Is AWS S3 having an outage?

91 points | by GGO a day ago ago

44 comments

  • mopatches a day ago ago
  • gslin a day ago ago

    Something related/non-related, it's still painful to read specific timezone not UTC.

    • nnf a day ago ago

      I've long wished for built-in browser functionality that converts times to the user's preferred time zone, with perhaps a dotted outline indicating that a change was made by the browser to the page.

      • crgwbr a day ago ago

        I’d always hoped this is what HTML’s time tag would become. Unfortunately it does almost nothing.

        • yellowsir 12 hours ago ago

          same with gps - the user should deside how to open direction / location links.

      • daniel_sim a day ago ago

        This is worth proposing. A tag where fallback text is provided within which can be overridden by the browser with a formatted date string would be excellent.

        • colanderman a day ago ago

          It exists: https://developer.mozilla.org/en-US/docs/Web/HTML/Element/ti...

          As a nearby comment indicates, it's not clear any browser makes use of it.

          • spartanatreyu a day ago ago

            I used the <time> element in a subscription dashboard.

            All times on the page are in UTC and are wrapped in a <time> element. The raw UTC time is on the datetime attribute and a fallback more easily readable time is inside the tags. Some JS on the page removes whatever text is inside the tag and replaces it with the user's locale specific format (no libraries required, it's a part of the browser standards).

            User friendly times wasn't actually the reason we implemented it.

══════════════════════════════

_Objective 1:_ From the entries, output as a numbered list the part that opens with the line containing "- y-tick-label: 0: [69, 327, 76, 341]" and closes with the line containing "Identify all the", both included, leaving out blank lines.
_Objective 2:_ Write what comes next in the comment thread about a possible AWS S3 outage.
The text and the entries were taken from unrelated sources.

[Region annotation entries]
══════════════════════════════

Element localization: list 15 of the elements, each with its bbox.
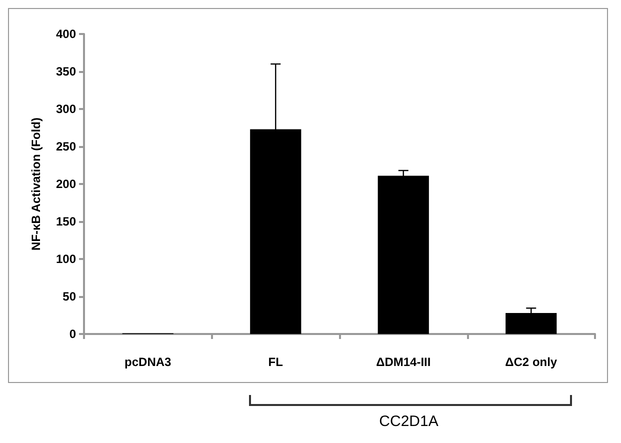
- y-tick-label: 0: [69, 327, 76, 341]
- y-tick-label: 350: [56, 64, 76, 78]
- y-tick-label: 50: [62, 290, 76, 304]
- y-tick-label: 200: [56, 177, 76, 191]
- y-tick-label: 100: [56, 252, 76, 266]
- y-tick-label: 400: [56, 27, 76, 41]
- y-axis-title: NF-κB Activation (Fold): [29, 118, 43, 250]
- text: CC2D1A: [378, 413, 440, 430]
- y-tick-label: 250: [56, 140, 76, 154]
- y-tick-label: 300: [56, 102, 76, 116]
- x-tick-label: ΔDM14-III: [376, 355, 431, 369]
- x-tick-label: pcDNA3: [124, 355, 172, 369]
- y-tick-label: 150: [56, 214, 76, 228]
- x-tick-label: ΔC2 only: [505, 355, 558, 369]
- x-tick-label: FL: [268, 355, 283, 369]
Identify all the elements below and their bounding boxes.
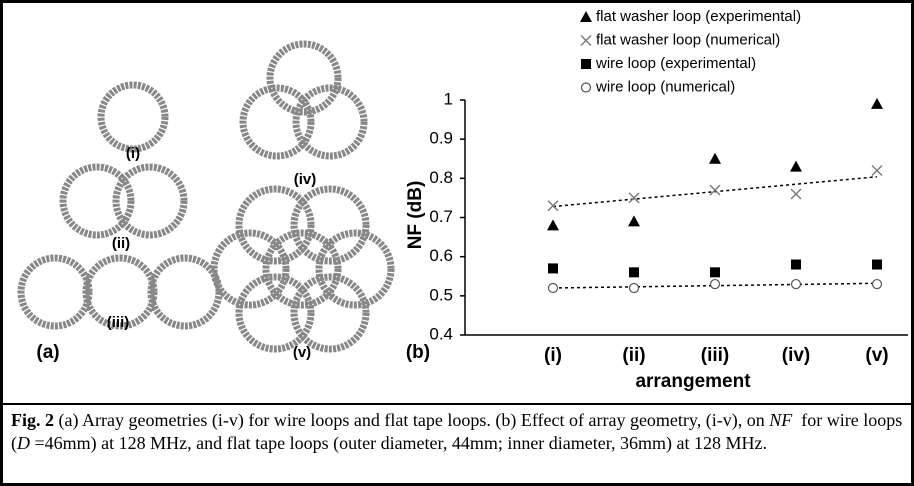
square-marker	[710, 267, 720, 278]
x-tick-label: (ii)	[622, 345, 645, 366]
triangle-marker	[580, 11, 592, 22]
geometry-label: (iii)	[107, 314, 130, 331]
geometry-label: (iv)	[294, 171, 317, 188]
square-marker	[581, 59, 591, 69]
x-tick-label: (iv)	[782, 345, 811, 366]
caption-text: (a) Array geometries (i-v) for wire loop…	[54, 410, 770, 430]
cross-marker	[709, 184, 721, 196]
panel-label: (b)	[406, 342, 430, 363]
loop	[112, 163, 188, 239]
loop	[210, 229, 290, 309]
circle-marker	[580, 82, 592, 93]
square-marker	[629, 267, 639, 278]
geometry-label: (ii)	[112, 235, 130, 252]
triangle-marker	[871, 97, 883, 109]
triangle-marker	[709, 152, 721, 164]
y-tick-label: 0.7	[429, 207, 453, 226]
caption-text: =46mm) at 128 MHz, and flat tape loops (…	[30, 433, 768, 453]
circle-marker	[628, 282, 640, 294]
x-axis-label: arrangement	[635, 371, 751, 392]
y-axis-label: NF (dB)	[405, 181, 426, 250]
loop	[235, 273, 315, 353]
caption-text: for wire loops (	[11, 410, 907, 453]
cross-marker	[547, 200, 559, 212]
loop	[315, 229, 395, 309]
loop-geometries	[17, 40, 395, 353]
geometry-label: (i)	[126, 145, 140, 162]
loop	[292, 84, 368, 160]
legend-label: flat washer loop (experimental)	[596, 8, 801, 25]
circle-marker	[547, 282, 559, 294]
circle-marker	[871, 278, 883, 290]
trend-line	[552, 176, 878, 208]
square-marker	[872, 259, 882, 270]
triangle-marker	[547, 219, 559, 231]
circle-marker	[709, 278, 721, 290]
legend-label: wire loop (numerical)	[595, 78, 735, 95]
loop	[17, 254, 93, 330]
figure-panels: (i) (ii) (iii) (iv) (v) (a) (b) NF (dB) …	[17, 8, 908, 392]
loop	[97, 81, 169, 153]
y-tick-label: 0.6	[429, 246, 453, 265]
triangle-marker	[790, 160, 802, 172]
panel-label: (a)	[36, 342, 59, 363]
circle-marker	[790, 278, 802, 290]
y-tick-label: 0.5	[429, 285, 453, 304]
cross-marker	[628, 192, 640, 204]
y-tick-label: 1	[444, 89, 453, 108]
loop	[239, 84, 315, 160]
loop	[59, 163, 135, 239]
cross-marker	[790, 188, 802, 200]
cross-marker	[871, 165, 883, 176]
y-tick-label: 0.8	[429, 168, 453, 187]
triangle-marker	[628, 215, 640, 227]
square-marker	[791, 259, 801, 270]
loop	[262, 229, 342, 309]
loop	[235, 185, 315, 265]
loop	[290, 273, 370, 353]
x-tick-label: (iii)	[701, 345, 730, 366]
caption-text: NF	[769, 410, 793, 430]
x-tick-label: (v)	[865, 345, 888, 366]
loop	[147, 254, 223, 330]
caption-text: D	[17, 433, 30, 453]
y-tick-label: 0.9	[429, 129, 453, 148]
square-marker	[548, 263, 558, 274]
geometry-label: (v)	[293, 344, 311, 361]
cross-marker	[580, 35, 592, 46]
x-tick-label: (i)	[544, 345, 562, 366]
legend-label: flat washer loop (numerical)	[596, 31, 780, 48]
loop	[290, 185, 370, 265]
caption: Fig. 2 (a) Array geometries (i-v) for wi…	[3, 403, 911, 483]
legend-label: wire loop (experimental)	[595, 55, 756, 72]
caption-label: Fig. 2	[11, 410, 54, 430]
y-tick-label: 0.4	[429, 324, 453, 343]
loop	[266, 40, 342, 116]
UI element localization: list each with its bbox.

══════════════════════════════

_Task output 1:_
1. - y-tick-label: 0: [69, 327, 76, 341]
2. - y-tick-label: 350: [56, 64, 76, 78]
3. - y-tick-label: 50: [62, 290, 76, 304]
4. - y-tick-label: 200: [56, 177, 76, 191]
5. - y-tick-label: 100: [56, 252, 76, 266]
6. - y-tick-label: 400: [56, 27, 76, 41]
7. - y-axis-title: NF-κB Activation (Fold): [29, 118, 43, 250]
8. - text: CC2D1A: [378, 413, 440, 430]
9. - y-tick-label: 250: [56, 140, 76, 154]
10. - y-tick-label: 300: [56, 102, 76, 116]
11. - x-tick-label: ΔDM14-III: [376, 355, 431, 369]
12. - x-tick-label: pcDNA3: [124, 355, 172, 369]
13. - y-tick-label: 150: [56, 214, 76, 228]
14. - x-tick-label: ΔC2 only: [505, 355, 558, 369]
15. - x-tick-label: FL: [268, 355, 283, 369]
16. Identify all the elements below and their bounding boxes.

_Task output 2:_
            Our largest concern was our E2E testing. We needed to make sure that the dates/times displayed were always right (and since subscriptions involve money, we wanted to make sure that part of the website was the most tested.) The E2E testing simply ignores whatever is inside the tag and reads the datetime attribute instead. Then we can fastforward or rewind the simulated time inside the test to make sure everything is working as expected.

      • krick a day ago ago

        Yeah, but, I mean, the least you could do is to say UTC-7. I'm sure everybody living in PDT knows it's, well, their time, but how the fuck should everyone else know what time PDT is.

        • quesera a day ago ago

          Also, some timezone labels are ambiguous, e.g. "CST".

          • pxx a day ago ago

            What I learned recently is the way Python strptime deals with this. It only parses the current time zone or "GMT" or "UTC" and all have the same effect (of returning a tz-naive object). This behavior is amazing because I don't think it's ever what you want.

            $ TZ=Asia/Shanghai python -c "import datetime; print(datetime.datetime.strptime('4CST', '%H%Z').astimezone(datetime.timezone.utc))"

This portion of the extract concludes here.